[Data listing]

--- start ---

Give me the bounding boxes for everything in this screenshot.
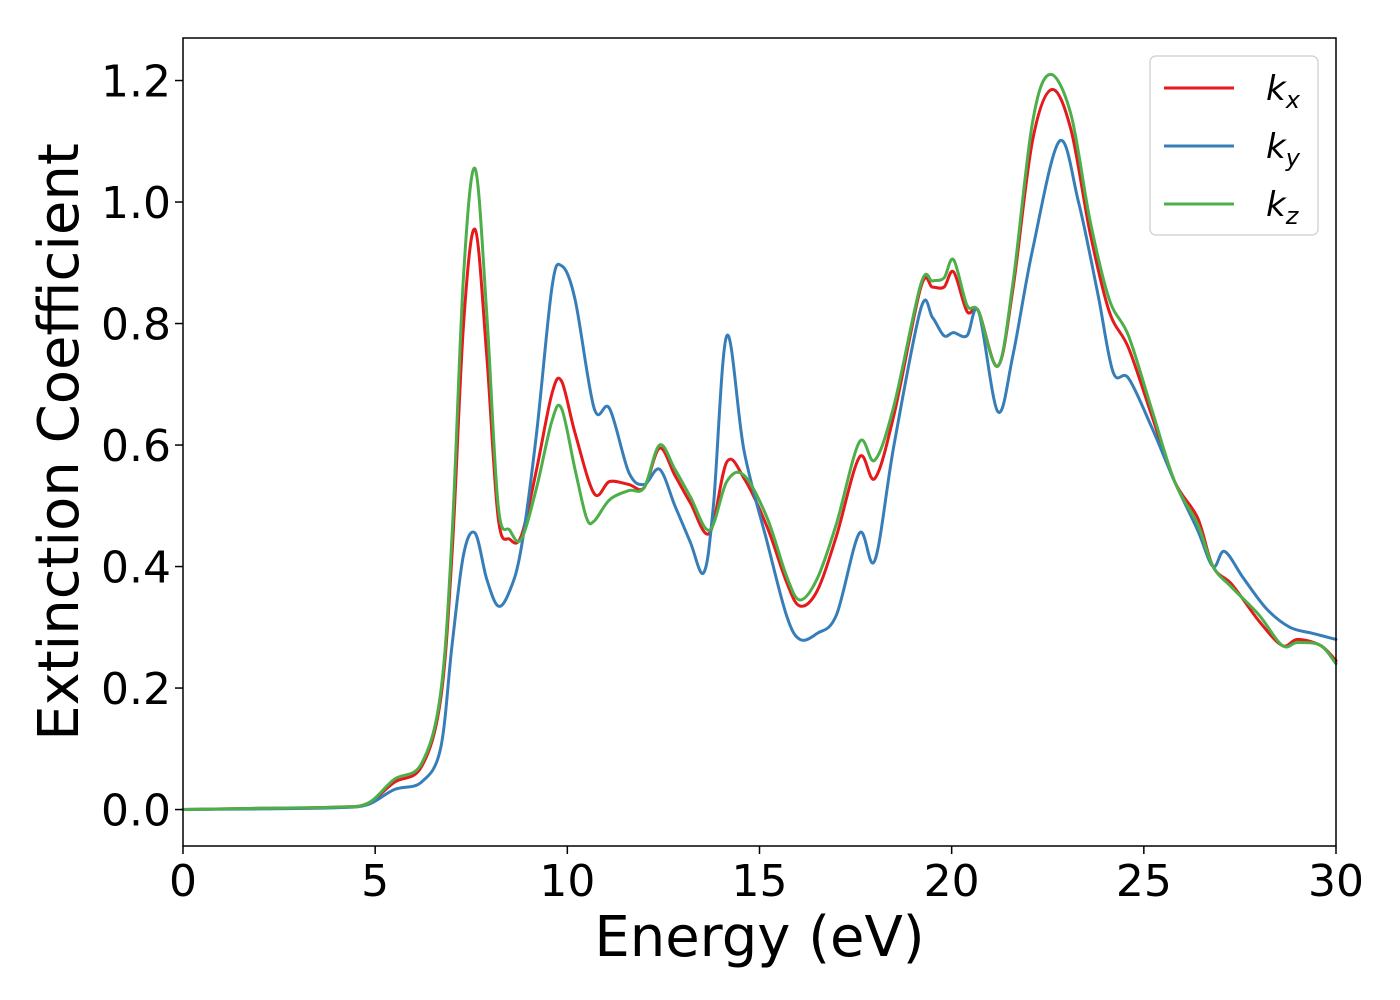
y-tick-label: 1.0 xyxy=(101,178,171,229)
x-tick-label: 20 xyxy=(924,856,980,907)
x-tick-label: 25 xyxy=(1116,856,1172,907)
y-tick-label: 0.2 xyxy=(101,664,171,715)
legend-label-z: kz xyxy=(1266,185,1300,230)
y-axis: 0.0 0.2 0.4 0.6 0.8 1.0 1.2 xyxy=(101,57,183,837)
x-tick-label: 10 xyxy=(539,856,595,907)
legend-label-main: k xyxy=(1266,185,1287,225)
x-tick-label: 5 xyxy=(361,856,389,907)
legend-label-y: ky xyxy=(1266,127,1301,172)
x-tick-label: 15 xyxy=(732,856,788,907)
series-line-x xyxy=(181,88,1338,811)
x-axis: 0 5 10 15 20 25 30 xyxy=(169,846,1364,907)
y-tick-label: 0.6 xyxy=(101,421,171,472)
y-axis-title: Extinction Coefficient xyxy=(27,143,92,741)
x-tick-label: 0 xyxy=(169,856,197,907)
legend-label-main: k xyxy=(1266,127,1287,167)
y-tick-label: 1.2 xyxy=(101,57,171,108)
legend-label-subscript: y xyxy=(1285,144,1301,172)
legend-label-x: kx xyxy=(1266,69,1301,114)
legend-label-subscript: z xyxy=(1285,202,1300,230)
legend-label-subscript: x xyxy=(1285,86,1301,114)
legend-label-main: k xyxy=(1266,69,1287,109)
x-tick-label: 30 xyxy=(1308,856,1364,907)
y-tick-label: 0.4 xyxy=(101,543,171,594)
series-line-y xyxy=(181,138,1338,811)
y-tick-label: 0.0 xyxy=(101,786,171,837)
x-axis-title: Energy (eV) xyxy=(594,905,924,970)
series-layer xyxy=(181,73,1338,811)
y-tick-label: 0.8 xyxy=(101,300,171,351)
series-line-z xyxy=(181,73,1338,811)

--- end ---

_Description of the task_
Write out the lines of the data listing between the line holding "y-tick-label: 1.0 xyxy=(101,178,171,229)" and the line holding "x-tick-label: 10 xyxy=(539,856,595,907)", inclusive, reproducing them without any change.

_Finished exercise_
y-tick-label: 1.0 xyxy=(101,178,171,229)
x-tick-label: 20 xyxy=(924,856,980,907)
x-tick-label: 25 xyxy=(1116,856,1172,907)
y-tick-label: 0.2 xyxy=(101,664,171,715)
legend-label-z: kz xyxy=(1266,185,1300,230)
y-axis: 0.0 0.2 0.4 0.6 0.8 1.0 1.2 xyxy=(101,57,183,837)
x-tick-label: 10 xyxy=(539,856,595,907)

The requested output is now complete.